EXERCISE
In the entries that follow, find the word "color" and report each line it is on.

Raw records

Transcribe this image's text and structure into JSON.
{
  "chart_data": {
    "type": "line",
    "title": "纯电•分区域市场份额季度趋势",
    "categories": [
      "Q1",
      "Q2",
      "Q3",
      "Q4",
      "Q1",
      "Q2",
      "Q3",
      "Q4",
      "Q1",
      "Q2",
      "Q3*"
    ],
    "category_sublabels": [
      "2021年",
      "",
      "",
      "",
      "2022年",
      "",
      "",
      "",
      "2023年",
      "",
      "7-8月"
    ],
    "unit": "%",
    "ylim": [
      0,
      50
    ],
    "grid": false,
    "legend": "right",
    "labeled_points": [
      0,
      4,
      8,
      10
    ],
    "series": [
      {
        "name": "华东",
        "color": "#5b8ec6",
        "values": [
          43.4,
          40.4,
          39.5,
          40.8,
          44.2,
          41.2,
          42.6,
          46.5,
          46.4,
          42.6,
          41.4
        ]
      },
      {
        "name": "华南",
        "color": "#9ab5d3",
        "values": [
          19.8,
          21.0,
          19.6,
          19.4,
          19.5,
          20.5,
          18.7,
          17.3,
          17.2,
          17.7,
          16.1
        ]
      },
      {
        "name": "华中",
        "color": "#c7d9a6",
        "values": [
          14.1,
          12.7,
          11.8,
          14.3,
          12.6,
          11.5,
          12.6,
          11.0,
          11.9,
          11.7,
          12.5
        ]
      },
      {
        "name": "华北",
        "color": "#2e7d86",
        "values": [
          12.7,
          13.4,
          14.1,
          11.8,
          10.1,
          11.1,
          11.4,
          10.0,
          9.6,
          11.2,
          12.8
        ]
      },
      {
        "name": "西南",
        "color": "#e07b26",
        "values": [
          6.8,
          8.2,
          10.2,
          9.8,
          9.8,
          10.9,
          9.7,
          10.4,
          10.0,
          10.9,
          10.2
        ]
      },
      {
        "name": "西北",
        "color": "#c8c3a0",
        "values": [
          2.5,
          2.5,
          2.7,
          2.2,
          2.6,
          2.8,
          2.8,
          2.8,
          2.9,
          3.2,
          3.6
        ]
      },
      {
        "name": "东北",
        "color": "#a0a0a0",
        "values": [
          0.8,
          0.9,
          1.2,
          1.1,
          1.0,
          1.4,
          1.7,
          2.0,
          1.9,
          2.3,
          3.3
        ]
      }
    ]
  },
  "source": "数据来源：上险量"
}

EXPECTED OUTPUT
        "color": "#5b8ec6",
        "color": "#9ab5d3",
        "color": "#c7d9a6",
        "color": "#2e7d86",
        "color": "#e07b26",
        "color": "#c8c3a0",
        "color": "#a0a0a0",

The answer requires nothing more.